%%

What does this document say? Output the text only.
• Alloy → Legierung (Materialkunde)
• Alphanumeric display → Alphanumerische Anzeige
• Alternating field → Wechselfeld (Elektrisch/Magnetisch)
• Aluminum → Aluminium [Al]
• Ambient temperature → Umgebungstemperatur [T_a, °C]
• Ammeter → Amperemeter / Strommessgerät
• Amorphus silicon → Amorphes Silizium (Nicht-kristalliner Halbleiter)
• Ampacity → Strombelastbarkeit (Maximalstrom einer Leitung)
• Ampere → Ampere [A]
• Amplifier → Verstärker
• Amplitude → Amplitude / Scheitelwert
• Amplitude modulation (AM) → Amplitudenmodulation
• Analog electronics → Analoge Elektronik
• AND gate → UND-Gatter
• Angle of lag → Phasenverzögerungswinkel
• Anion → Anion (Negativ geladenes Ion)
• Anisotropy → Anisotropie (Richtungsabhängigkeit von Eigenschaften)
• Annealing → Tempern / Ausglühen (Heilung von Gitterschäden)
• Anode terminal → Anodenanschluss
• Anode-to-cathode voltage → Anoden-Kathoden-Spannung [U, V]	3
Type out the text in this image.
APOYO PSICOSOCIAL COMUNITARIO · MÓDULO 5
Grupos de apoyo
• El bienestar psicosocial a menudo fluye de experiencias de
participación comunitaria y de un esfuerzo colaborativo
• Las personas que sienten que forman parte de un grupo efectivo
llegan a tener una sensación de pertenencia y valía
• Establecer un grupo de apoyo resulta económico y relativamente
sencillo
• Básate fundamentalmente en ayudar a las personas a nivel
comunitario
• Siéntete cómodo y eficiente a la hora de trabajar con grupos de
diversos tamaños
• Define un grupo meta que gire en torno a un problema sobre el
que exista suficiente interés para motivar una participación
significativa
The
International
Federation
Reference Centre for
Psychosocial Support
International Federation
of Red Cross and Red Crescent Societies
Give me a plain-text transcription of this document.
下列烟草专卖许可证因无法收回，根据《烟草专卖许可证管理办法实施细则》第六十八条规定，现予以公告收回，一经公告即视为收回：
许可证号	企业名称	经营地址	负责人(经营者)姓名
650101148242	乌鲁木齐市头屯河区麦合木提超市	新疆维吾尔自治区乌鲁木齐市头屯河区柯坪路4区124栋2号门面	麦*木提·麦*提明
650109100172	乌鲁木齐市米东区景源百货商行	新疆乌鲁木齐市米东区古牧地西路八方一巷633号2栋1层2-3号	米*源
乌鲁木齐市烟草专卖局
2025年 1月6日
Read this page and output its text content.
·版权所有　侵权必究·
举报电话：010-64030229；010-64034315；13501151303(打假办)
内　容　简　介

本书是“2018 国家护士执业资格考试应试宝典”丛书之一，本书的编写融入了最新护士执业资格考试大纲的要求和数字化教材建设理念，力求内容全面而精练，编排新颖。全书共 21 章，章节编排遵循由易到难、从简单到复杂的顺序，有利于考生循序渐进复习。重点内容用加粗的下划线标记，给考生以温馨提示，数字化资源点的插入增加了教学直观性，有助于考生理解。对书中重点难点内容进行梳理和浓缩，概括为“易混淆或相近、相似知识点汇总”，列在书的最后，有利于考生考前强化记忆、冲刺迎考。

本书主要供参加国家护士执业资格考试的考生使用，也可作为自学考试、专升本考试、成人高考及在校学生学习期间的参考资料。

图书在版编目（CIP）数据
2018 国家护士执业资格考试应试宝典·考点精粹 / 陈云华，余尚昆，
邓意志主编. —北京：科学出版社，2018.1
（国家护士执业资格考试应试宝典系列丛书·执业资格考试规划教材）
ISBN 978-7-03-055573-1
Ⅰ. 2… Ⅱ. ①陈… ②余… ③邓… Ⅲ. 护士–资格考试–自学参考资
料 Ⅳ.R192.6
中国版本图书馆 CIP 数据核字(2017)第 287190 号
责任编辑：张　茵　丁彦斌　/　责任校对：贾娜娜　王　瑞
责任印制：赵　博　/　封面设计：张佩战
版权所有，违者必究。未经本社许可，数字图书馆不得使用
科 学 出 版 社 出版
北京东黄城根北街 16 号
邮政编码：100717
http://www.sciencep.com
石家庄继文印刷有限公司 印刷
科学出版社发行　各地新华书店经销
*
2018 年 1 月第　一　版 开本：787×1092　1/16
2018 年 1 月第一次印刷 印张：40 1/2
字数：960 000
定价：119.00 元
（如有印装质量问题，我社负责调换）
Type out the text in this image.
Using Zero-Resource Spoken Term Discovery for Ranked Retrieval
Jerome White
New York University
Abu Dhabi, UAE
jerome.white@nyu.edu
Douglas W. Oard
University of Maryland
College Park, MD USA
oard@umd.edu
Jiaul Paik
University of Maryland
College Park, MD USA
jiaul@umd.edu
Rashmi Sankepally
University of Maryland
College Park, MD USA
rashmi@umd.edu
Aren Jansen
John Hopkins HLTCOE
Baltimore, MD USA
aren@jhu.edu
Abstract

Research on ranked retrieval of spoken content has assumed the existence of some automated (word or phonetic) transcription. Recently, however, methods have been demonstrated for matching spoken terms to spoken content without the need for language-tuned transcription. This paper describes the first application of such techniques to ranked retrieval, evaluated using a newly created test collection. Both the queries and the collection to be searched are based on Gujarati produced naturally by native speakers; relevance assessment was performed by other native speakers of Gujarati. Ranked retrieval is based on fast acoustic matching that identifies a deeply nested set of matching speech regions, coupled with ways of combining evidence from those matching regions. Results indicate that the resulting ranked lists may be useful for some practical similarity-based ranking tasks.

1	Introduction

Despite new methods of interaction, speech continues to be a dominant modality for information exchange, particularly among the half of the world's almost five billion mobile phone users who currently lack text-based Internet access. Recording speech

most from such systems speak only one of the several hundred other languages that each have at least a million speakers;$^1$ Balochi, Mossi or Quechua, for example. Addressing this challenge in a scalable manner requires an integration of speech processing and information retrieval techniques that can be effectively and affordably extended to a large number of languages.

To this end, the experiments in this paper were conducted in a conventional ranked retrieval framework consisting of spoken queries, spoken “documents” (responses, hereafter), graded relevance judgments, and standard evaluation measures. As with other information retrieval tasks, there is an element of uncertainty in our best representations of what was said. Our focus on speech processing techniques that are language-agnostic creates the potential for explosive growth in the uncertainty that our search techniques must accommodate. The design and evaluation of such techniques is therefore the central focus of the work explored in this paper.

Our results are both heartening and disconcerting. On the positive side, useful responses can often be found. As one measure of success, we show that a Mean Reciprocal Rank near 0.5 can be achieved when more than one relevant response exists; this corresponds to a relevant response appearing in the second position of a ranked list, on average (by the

%%

Task objective: List every line above that holds the word "Federation".

Output for this exercise:
Federation
International Federation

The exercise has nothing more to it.